Work request:
Carry on the commentary below on blood biomarkers for diagnosing acute stroke, starting after its last sentence, which compares under-3-h results with 72-h results.

Document segment:
+ + + +

Where could a blood test fit into this diagnostic paradigm? The following are key clinical questions in the acute phase: (a) Is this a stroke or not? (b) If this is a stroke, is this ischemia or hemorrhage? Because no blood test will be 100% sensitive and specific, all patients will require brain imaging acutely before any treatment. Any blood test must therefore be complementary to or synergistic with imaging as a diagnostic marker.
Most proteins considered as biomarkers to date are derived from astroglia or neurons. Others, as in the report by Allard et al. in this issue, have been empirically isolated from cerebrospinal fluid (CSF) and then identified in plasma without clear knowledge of their derivation. Linking the quantitative assessment of the plasma protein with the volume of infarction, as has been done with S100B, is an important validating step. The blood–brain barrier has been thought to limit release of these proteins into the CSF and subsequently into the blood. These steps delay the peak increase of the biomarker in the blood, impairing the biochemical evaluation of stroke at very early time points after onset.
The approach of Allard et al.of evaluating isolated proteins from postmortem CSF is intriguing and may have merit. A cautionary note is that global brain ischemia is vastly different from focal ischemia in evolution and treatment. Still, it is of great interest that PARK7 and nucleoside diphosphate kinase A were increased in acute stroke patients. The increases in TIA patients are interesting but do not make intuitive sense if these biomarkers are correlated with the volume of ischemic brain. This suggests that they may be reflecting the process of brain infarction only indirectly.
The ideal study then would take a prospective cohort of sequential patients evaluated for acute stroke treatment, collect blood samples on these patients in the acute phase, and then compare the measured concentrations of selected markers with the final diagnoses. The patient population would include those identified by paramedics, nurses, and emergency department physicians and must include the large minority who have conditions that mimic stroke. Blood samples would need to be taken early (within 3 h of symptom onset and perhaps beginning in the ambulance) and over time to observe the evolution of the concentration of the marker in plasma. Comparison of marker concentrations (and, perhaps, the areas under concentration–time curves) with imaging and final infarct volume would be critical. Comparison of under-3-h results with 72-h results would be informative.

+ + + +

The data:

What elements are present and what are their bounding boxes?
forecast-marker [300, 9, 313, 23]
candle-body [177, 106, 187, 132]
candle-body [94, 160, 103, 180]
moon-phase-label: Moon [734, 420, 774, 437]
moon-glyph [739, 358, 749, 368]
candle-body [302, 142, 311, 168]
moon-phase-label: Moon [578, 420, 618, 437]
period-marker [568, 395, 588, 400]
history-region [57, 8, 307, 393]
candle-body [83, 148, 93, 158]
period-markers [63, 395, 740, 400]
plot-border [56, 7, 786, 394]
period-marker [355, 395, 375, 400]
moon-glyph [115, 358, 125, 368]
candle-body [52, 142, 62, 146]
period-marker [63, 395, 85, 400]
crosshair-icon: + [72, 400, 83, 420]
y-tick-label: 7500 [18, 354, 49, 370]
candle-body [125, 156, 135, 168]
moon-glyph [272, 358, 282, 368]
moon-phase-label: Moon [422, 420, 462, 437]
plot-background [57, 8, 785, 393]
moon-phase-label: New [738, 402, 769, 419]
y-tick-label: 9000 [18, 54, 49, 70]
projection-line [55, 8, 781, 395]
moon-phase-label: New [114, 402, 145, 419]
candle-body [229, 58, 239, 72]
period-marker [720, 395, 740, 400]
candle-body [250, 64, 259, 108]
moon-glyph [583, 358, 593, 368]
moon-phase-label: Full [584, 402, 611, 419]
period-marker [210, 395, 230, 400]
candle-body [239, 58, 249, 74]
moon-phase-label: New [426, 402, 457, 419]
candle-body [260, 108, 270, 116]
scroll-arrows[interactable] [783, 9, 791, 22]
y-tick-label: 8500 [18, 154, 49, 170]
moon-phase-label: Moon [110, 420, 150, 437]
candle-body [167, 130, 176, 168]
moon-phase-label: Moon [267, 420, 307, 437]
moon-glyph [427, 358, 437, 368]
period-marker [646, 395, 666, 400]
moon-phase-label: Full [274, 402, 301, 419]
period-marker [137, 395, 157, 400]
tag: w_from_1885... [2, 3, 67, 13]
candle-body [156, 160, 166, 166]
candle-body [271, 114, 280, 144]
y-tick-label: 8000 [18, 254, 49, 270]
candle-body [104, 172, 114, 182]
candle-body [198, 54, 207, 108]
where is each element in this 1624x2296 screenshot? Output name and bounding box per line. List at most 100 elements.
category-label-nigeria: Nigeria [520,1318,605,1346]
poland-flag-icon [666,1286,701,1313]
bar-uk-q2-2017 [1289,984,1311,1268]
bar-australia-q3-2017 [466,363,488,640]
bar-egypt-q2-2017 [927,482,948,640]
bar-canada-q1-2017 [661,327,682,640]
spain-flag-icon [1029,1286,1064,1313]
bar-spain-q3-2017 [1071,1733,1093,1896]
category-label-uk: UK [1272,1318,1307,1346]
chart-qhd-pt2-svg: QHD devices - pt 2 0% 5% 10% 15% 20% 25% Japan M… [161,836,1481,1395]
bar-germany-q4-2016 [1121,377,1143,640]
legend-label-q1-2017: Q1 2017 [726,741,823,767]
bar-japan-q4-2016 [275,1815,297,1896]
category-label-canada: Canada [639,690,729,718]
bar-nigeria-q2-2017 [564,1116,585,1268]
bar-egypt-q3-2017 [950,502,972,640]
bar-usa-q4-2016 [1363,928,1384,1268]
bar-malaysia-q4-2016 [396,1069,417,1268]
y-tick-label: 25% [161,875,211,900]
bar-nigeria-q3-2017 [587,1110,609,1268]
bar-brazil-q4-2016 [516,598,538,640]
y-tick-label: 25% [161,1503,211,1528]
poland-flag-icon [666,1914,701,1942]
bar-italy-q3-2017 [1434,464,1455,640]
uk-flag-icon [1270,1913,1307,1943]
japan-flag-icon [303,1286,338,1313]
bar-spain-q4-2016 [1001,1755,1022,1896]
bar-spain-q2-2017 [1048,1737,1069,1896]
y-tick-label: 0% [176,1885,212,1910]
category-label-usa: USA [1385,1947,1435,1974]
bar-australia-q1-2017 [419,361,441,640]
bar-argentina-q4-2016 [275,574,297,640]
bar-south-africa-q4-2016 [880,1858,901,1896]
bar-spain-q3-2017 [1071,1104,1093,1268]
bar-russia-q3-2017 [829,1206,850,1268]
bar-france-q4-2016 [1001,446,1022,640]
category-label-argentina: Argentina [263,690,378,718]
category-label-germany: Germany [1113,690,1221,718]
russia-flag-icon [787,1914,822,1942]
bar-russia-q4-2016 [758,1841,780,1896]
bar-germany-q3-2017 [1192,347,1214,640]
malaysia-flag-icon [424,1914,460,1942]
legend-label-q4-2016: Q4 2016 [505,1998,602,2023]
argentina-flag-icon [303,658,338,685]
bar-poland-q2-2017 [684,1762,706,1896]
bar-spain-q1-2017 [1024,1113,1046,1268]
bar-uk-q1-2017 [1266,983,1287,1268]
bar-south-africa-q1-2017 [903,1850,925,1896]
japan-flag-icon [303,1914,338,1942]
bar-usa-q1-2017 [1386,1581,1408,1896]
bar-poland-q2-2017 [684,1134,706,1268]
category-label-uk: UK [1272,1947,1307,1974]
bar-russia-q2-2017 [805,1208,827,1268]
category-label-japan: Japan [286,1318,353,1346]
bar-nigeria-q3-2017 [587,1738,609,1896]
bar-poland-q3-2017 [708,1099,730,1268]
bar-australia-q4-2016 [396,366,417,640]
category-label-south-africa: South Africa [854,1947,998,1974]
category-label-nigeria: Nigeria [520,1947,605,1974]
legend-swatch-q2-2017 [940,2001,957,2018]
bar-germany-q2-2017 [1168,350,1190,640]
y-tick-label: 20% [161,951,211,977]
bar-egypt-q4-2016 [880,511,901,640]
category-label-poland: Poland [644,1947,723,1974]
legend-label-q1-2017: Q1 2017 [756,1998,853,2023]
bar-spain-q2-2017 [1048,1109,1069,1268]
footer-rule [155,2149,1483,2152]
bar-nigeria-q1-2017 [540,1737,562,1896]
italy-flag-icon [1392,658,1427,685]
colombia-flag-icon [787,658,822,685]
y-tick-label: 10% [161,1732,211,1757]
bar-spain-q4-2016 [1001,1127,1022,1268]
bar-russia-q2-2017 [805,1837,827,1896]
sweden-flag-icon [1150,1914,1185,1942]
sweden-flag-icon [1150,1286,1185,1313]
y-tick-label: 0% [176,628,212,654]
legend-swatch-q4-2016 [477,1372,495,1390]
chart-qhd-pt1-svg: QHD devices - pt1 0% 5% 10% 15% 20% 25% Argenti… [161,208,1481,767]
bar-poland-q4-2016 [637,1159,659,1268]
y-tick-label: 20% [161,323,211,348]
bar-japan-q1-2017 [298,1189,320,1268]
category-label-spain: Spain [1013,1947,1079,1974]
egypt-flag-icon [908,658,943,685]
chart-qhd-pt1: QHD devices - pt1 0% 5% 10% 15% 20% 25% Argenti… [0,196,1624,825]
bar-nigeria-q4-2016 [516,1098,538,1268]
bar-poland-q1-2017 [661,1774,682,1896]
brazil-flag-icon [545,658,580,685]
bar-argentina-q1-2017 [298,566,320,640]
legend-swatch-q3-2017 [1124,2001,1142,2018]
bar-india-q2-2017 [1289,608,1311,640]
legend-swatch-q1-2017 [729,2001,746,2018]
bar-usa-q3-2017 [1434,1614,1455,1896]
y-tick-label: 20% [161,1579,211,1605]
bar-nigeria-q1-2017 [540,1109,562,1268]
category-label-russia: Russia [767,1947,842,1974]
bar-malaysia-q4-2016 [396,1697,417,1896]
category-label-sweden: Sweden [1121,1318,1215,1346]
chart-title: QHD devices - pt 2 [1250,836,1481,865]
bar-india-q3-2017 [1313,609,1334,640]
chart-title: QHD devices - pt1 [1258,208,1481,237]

+ + + +

Response to this task:
The advantages of a blood test that could be checked in the ambulance would be overwhelming. Already, clinical trials are underway in stroke treatments beginning in the field. Diagnostic certainty based on a point-of-care biochemical test would greatly facilitate this process. Perhaps most importantly, diagnostic testing would aid with the correct triage of stroke patients: a critical task when treatment depends so much on having the patient at the right place at the right time.
For now, the key diagnostic questions for biomarkers to answer include the following: (a) Is this a stroke? (b) Is this ischemia or hemorrhage? (c) If ischemia, is this a TIA or an ischemic stroke? However, there may be other important questions that biomarkers can answer, such as: (d) If ischemia and thrombolytic treatment are considered, can we predict who will have a hemorrhage after thrombolytic treatment of ischemic stroke? (e) If ischemia, will this patient develop malignant edema?
Most definitely, other questions will emerge. Future studies must integrate clinical stroke diagnosis and clinical stroke imaging with biomarker evaluation. The future of biomarkers for stroke is full of potential, but many challenges remain.